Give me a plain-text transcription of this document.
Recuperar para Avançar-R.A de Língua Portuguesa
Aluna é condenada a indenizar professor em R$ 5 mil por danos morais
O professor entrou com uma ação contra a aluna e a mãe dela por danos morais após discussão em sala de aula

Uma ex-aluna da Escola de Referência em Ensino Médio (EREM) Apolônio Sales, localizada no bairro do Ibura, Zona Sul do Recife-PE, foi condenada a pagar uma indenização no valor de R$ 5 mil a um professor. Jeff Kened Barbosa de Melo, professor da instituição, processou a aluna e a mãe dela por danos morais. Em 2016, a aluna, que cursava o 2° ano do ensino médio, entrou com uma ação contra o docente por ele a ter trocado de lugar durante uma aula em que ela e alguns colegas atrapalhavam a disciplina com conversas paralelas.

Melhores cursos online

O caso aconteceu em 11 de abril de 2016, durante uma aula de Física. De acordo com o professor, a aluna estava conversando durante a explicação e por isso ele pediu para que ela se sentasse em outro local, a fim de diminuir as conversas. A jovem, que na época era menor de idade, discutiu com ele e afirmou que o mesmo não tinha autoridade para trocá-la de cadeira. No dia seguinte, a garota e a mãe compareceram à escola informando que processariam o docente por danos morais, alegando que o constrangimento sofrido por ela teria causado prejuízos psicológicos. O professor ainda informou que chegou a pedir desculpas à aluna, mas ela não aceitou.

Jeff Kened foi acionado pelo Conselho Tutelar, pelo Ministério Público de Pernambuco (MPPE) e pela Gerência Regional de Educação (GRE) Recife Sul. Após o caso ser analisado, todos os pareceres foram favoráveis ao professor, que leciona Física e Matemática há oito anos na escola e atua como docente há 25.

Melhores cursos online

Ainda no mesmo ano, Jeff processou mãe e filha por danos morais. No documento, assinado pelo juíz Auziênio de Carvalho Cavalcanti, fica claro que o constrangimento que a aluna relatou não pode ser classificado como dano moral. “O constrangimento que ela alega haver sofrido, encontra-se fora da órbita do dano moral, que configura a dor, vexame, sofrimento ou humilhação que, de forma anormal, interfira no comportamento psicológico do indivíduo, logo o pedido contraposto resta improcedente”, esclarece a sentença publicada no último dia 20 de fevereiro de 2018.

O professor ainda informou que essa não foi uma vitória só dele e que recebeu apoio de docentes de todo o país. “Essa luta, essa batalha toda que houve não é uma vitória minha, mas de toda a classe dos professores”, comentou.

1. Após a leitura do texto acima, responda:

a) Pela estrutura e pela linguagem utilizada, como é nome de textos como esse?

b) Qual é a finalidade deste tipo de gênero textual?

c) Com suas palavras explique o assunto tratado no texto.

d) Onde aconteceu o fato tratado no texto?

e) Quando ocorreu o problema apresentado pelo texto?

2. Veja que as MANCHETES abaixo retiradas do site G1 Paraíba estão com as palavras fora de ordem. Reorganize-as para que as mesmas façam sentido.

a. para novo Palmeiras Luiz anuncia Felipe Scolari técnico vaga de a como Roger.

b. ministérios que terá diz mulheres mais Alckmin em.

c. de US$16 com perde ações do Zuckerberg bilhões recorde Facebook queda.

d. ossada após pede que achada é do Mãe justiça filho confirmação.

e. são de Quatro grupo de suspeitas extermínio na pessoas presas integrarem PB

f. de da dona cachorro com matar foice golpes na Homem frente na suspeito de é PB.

▸ **Required work**: Reproduce every line above without error.

▸ **Task solution**:
Give me a plain-text transcription of this document.
Recuperar para Avançar-R.A de Língua Portuguesa
Aluna é condenada a indenizar professor em R$ 5 mil por danos morais
O professor entrou com uma ação contra a aluna e a mãe dela por danos morais após discussão em sala de aula

Uma ex-aluna da Escola de Referência em Ensino Médio (EREM) Apolônio Sales, localizada no bairro do Ibura, Zona Sul do Recife-PE, foi condenada a pagar uma indenização no valor de R$ 5 mil a um professor. Jeff Kened Barbosa de Melo, professor da instituição, processou a aluna e a mãe dela por danos morais. Em 2016, a aluna, que cursava o 2° ano do ensino médio, entrou com uma ação contra o docente por ele a ter trocado de lugar durante uma aula em que ela e alguns colegas atrapalhavam a disciplina com conversas paralelas.

Melhores cursos online

O caso aconteceu em 11 de abril de 2016, durante uma aula de Física. De acordo com o professor, a aluna estava conversando durante a explicação e por isso ele pediu para que ela se sentasse em outro local, a fim de diminuir as conversas. A jovem, que na época era menor de idade, discutiu com ele e afirmou que o mesmo não tinha autoridade para trocá-la de cadeira. No dia seguinte, a garota e a mãe compareceram à escola informando que processariam o docente por danos morais, alegando que o constrangimento sofrido por ela teria causado prejuízos psicológicos. O professor ainda informou que chegou a pedir desculpas à aluna, mas ela não aceitou.

Jeff Kened foi acionado pelo Conselho Tutelar, pelo Ministério Público de Pernambuco (MPPE) e pela Gerência Regional de Educação (GRE) Recife Sul. Após o caso ser analisado, todos os pareceres foram favoráveis ao professor, que leciona Física e Matemática há oito anos na escola e atua como docente há 25.

Melhores cursos online

Ainda no mesmo ano, Jeff processou mãe e filha por danos morais. No documento, assinado pelo juíz Auziênio de Carvalho Cavalcanti, fica claro que o constrangimento que a aluna relatou não pode ser classificado como dano moral. “O constrangimento que ela alega haver sofrido, encontra-se fora da órbita do dano moral, que configura a dor, vexame, sofrimento ou humilhação que, de forma anormal, interfira no comportamento psicológico do indivíduo, logo o pedido contraposto resta improcedente”, esclarece a sentença publicada no último dia 20 de fevereiro de 2018.

O professor ainda informou que essa não foi uma vitória só dele e que recebeu apoio de docentes de todo o país. “Essa luta, essa batalha toda que houve não é uma vitória minha, mas de toda a classe dos professores”, comentou.

1. Após a leitura do texto acima, responda:

a) Pela estrutura e pela linguagem utilizada, como é nome de textos como esse?

b) Qual é a finalidade deste tipo de gênero textual?

c) Com suas palavras explique o assunto tratado no texto.

d) Onde aconteceu o fato tratado no texto?

e) Quando ocorreu o problema apresentado pelo texto?

2. Veja que as MANCHETES abaixo retiradas do site G1 Paraíba estão com as palavras fora de ordem. Reorganize-as para que as mesmas façam sentido.

a. para novo Palmeiras Luiz anuncia Felipe Scolari técnico vaga de a como Roger.

b. ministérios que terá diz mulheres mais Alckmin em.

c. de US$16 com perde ações do Zuckerberg bilhões recorde Facebook queda.

d. ossada após pede que achada é do Mãe justiça filho confirmação.

e. são de Quatro grupo de suspeitas extermínio na pessoas presas integrarem PB

f. de da dona cachorro com matar foice golpes na Homem frente na suspeito de é PB.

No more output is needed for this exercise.